# Available records

● ● ● ● ● ● ●

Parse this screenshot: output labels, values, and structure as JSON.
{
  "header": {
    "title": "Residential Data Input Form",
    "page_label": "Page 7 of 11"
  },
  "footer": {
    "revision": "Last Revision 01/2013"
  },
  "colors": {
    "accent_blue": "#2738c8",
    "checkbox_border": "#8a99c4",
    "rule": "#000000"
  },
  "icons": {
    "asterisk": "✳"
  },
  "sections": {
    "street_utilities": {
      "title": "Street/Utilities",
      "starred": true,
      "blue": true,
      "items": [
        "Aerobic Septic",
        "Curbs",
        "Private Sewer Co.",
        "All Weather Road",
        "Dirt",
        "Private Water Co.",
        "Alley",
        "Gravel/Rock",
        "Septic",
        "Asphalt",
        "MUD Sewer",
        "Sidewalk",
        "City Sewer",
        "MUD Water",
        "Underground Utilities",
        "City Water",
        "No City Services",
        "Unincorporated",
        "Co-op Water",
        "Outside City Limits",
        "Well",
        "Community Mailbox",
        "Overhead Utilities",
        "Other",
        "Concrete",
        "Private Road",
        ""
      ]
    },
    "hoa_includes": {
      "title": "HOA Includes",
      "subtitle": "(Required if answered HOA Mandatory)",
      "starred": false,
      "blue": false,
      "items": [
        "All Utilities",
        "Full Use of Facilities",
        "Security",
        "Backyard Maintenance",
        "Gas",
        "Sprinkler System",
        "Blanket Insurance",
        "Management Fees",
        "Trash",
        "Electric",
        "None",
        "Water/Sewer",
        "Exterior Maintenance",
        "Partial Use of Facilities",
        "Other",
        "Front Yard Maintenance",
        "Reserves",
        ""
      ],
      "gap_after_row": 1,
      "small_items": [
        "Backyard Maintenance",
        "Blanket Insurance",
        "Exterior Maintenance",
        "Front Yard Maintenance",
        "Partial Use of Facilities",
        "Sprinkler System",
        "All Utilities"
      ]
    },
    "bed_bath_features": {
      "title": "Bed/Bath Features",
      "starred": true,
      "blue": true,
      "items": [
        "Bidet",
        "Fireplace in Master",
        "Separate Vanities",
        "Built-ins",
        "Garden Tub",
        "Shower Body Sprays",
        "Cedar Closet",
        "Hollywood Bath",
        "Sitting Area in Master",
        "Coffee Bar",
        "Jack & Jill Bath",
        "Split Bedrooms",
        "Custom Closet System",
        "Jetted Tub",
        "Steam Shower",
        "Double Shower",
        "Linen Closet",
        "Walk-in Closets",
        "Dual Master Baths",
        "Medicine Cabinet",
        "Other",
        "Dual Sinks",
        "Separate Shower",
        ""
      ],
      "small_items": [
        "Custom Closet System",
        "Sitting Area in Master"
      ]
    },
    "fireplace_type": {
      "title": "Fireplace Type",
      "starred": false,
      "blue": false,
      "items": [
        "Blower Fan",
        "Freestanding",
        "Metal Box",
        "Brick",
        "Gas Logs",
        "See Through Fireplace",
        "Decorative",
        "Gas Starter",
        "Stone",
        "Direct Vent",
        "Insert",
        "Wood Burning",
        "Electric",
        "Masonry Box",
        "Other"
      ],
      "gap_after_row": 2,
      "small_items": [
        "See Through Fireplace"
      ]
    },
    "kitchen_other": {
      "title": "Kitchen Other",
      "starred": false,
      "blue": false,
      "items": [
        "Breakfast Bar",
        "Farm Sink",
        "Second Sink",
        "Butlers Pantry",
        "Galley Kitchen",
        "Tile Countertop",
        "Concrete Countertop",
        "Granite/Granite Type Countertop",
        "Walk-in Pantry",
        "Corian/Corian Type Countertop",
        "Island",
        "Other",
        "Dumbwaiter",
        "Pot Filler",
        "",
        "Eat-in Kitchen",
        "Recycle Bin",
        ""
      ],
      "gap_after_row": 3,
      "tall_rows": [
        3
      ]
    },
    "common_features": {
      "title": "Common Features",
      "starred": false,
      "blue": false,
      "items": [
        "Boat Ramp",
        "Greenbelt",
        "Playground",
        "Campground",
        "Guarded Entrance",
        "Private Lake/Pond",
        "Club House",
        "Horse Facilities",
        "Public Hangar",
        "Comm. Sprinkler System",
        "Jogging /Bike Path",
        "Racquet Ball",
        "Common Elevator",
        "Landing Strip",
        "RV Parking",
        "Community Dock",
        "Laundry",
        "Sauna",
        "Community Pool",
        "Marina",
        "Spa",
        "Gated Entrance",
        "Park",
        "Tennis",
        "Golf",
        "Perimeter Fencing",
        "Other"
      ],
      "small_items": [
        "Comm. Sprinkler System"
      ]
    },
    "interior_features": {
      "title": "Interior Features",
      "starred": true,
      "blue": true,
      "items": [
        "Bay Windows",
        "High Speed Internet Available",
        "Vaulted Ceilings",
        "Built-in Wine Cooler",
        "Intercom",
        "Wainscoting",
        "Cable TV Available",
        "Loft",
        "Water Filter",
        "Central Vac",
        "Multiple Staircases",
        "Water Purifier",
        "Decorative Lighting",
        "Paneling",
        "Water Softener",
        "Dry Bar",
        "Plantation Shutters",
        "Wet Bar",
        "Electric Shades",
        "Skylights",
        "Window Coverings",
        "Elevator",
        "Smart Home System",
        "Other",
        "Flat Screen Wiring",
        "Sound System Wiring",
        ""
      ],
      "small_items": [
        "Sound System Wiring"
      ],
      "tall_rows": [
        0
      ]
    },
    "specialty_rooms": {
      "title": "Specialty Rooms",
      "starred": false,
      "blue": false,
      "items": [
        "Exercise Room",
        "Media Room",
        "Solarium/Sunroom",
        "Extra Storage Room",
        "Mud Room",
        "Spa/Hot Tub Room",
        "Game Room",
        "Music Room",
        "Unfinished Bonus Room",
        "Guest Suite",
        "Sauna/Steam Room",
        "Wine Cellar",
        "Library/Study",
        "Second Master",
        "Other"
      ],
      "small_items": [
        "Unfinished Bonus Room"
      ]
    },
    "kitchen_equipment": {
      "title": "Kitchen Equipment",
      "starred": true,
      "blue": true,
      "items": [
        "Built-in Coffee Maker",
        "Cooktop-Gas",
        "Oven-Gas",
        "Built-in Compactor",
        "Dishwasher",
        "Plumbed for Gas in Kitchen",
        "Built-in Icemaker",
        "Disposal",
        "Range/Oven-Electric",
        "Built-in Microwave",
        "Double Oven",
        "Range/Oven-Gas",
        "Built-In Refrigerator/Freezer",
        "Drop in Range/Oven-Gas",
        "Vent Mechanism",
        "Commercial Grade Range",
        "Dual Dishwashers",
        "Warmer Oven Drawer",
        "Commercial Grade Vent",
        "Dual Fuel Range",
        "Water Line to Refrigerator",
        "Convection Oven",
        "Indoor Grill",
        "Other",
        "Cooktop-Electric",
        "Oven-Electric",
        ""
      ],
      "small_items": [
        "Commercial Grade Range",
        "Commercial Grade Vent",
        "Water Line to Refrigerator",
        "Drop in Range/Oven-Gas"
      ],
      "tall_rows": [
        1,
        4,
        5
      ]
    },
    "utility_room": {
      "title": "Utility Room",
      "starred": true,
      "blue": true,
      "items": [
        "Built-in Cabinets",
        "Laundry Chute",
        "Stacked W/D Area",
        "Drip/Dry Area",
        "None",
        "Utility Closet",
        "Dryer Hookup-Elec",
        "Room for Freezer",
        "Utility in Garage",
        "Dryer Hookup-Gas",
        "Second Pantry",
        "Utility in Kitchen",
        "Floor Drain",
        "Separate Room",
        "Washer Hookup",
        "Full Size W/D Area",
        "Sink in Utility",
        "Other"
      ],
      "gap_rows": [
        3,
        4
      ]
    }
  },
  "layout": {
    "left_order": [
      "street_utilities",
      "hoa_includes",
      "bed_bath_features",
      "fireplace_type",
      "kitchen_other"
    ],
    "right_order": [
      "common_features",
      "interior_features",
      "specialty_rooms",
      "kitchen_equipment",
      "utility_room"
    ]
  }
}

● ● ● ● ● ● ●

# Stated exercise
Show every line of the records above that contains the word "Area".

# Solution
        "Sitting Area in Master",
        "Sitting Area in Master"
        "Stacked W/D Area",
        "Drip/Dry Area",
        "Full Size W/D Area",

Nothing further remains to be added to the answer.